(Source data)
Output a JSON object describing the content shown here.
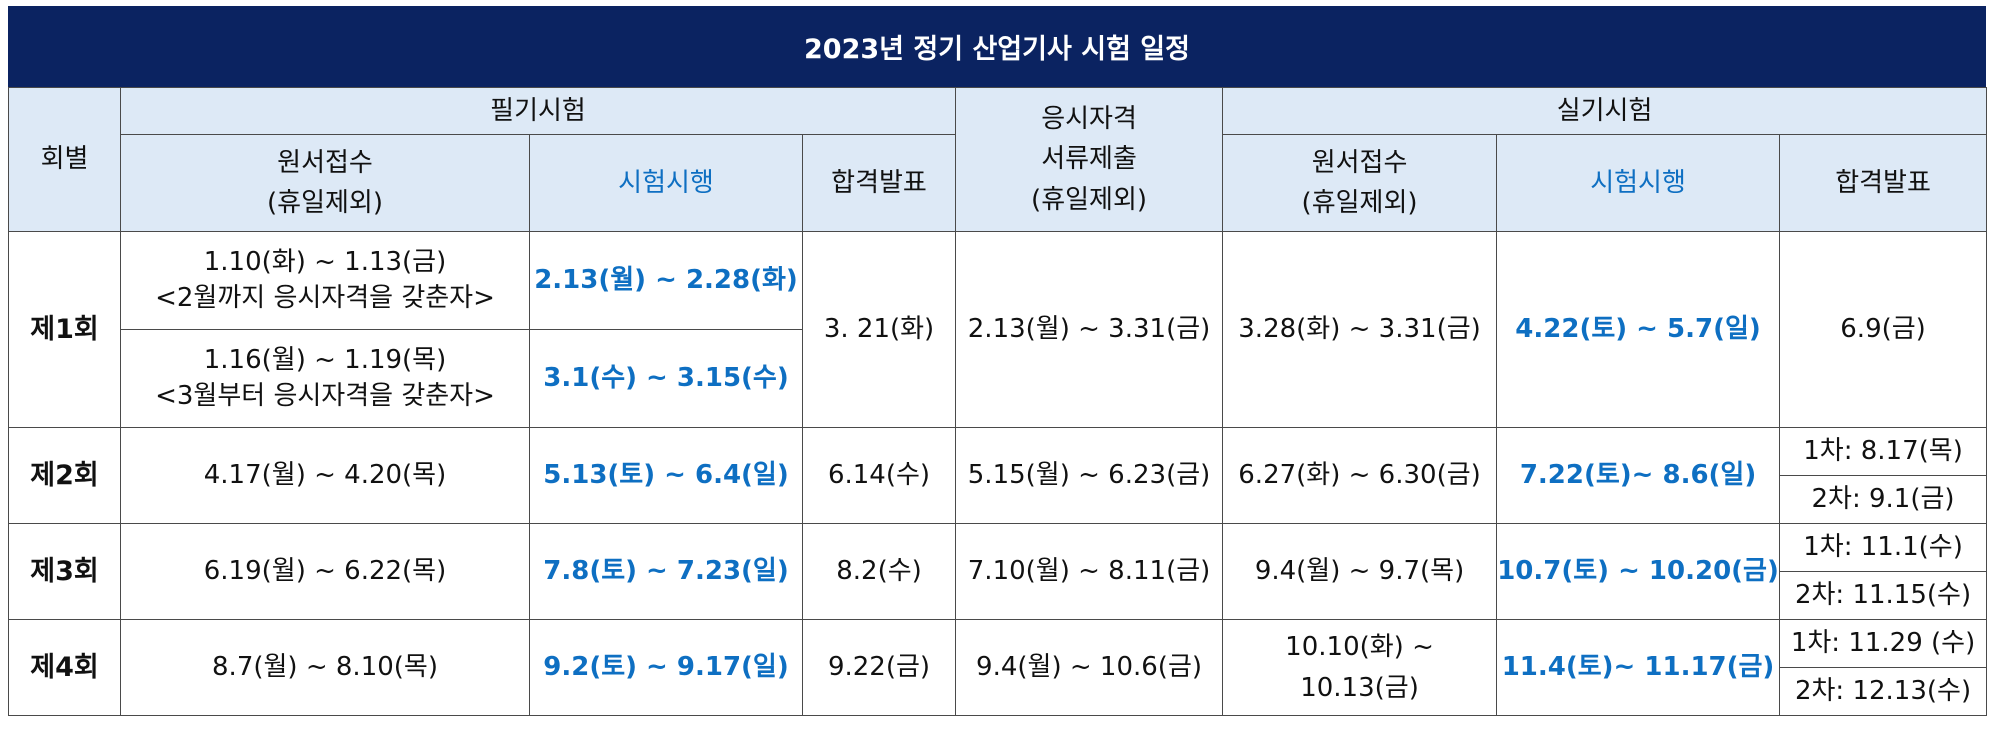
{
  "title": "2023년 정기 산업기사 시험 일정",
  "header": {
    "round": "회별",
    "written": "필기시험",
    "written_apply_l1": "원서접수",
    "written_apply_l2": "(휴일제외)",
    "written_exam": "시험시행",
    "written_result": "합격발표",
    "docs_l1": "응시자격",
    "docs_l2": "서류제출",
    "docs_l3": "(휴일제외)",
    "practical": "실기시험",
    "practical_apply_l1": "원서접수",
    "practical_apply_l2": "(휴일제외)",
    "practical_exam": "시험시행",
    "practical_result": "합격발표"
  },
  "rows": [
    {
      "round": "제1회",
      "written_apply_a_l1": "1.10(화) ~ 1.13(금)",
      "written_apply_a_l2": "<2월까지 응시자격을 갖춘자>",
      "written_exam_a": "2.13(월) ~ 2.28(화)",
      "written_apply_b_l1": "1.16(월) ~ 1.19(목)",
      "written_apply_b_l2": "<3월부터 응시자격을 갖춘자>",
      "written_exam_b": "3.1(수) ~ 3.15(수)",
      "written_result": "3. 21(화)",
      "docs": "2.13(월) ~ 3.31(금)",
      "practical_apply": "3.28(화) ~ 3.31(금)",
      "practical_exam": "4.22(토) ~ 5.7(일)",
      "practical_result": "6.9(금)"
    },
    {
      "round": "제2회",
      "written_apply": "4.17(월) ~ 4.20(목)",
      "written_exam": "5.13(토) ~ 6.4(일)",
      "written_result": "6.14(수)",
      "docs": "5.15(월) ~ 6.23(금)",
      "practical_apply": "6.27(화) ~ 6.30(금)",
      "practical_exam": "7.22(토)~ 8.6(일)",
      "practical_result_1": "1차: 8.17(목)",
      "practical_result_2": "2차: 9.1(금)"
    },
    {
      "round": "제3회",
      "written_apply": "6.19(월) ~ 6.22(목)",
      "written_exam": "7.8(토) ~ 7.23(일)",
      "written_result": "8.2(수)",
      "docs": "7.10(월) ~ 8.11(금)",
      "practical_apply": "9.4(월) ~ 9.7(목)",
      "practical_exam": "10.7(토) ~ 10.20(금)",
      "practical_result_1": "1차: 11.1(수)",
      "practical_result_2": "2차: 11.15(수)"
    },
    {
      "round": "제4회",
      "written_apply": "8.7(월) ~ 8.10(목)",
      "written_exam": "9.2(토) ~ 9.17(일)",
      "written_result": "9.22(금)",
      "docs": "9.4(월) ~ 10.6(금)",
      "practical_apply": "10.10(화) ~ 10.13(금)",
      "practical_exam": "11.4(토)~ 11.17(금)",
      "practical_result_1": "1차: 11.29 (수)",
      "practical_result_2": "2차: 12.13(수)"
    }
  ],
  "colors": {
    "title_bg": "#0b2361",
    "header_bg": "#dde9f6",
    "accent_blue": "#0e6fc2"
  }
}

§ **Challenge**
Go through the preceding material and copy each line that has the word "round".

§ **Complete output**
    "round": "회별",
      "round": "제1회",
      "round": "제2회",
      "round": "제3회",
      "round": "제4회",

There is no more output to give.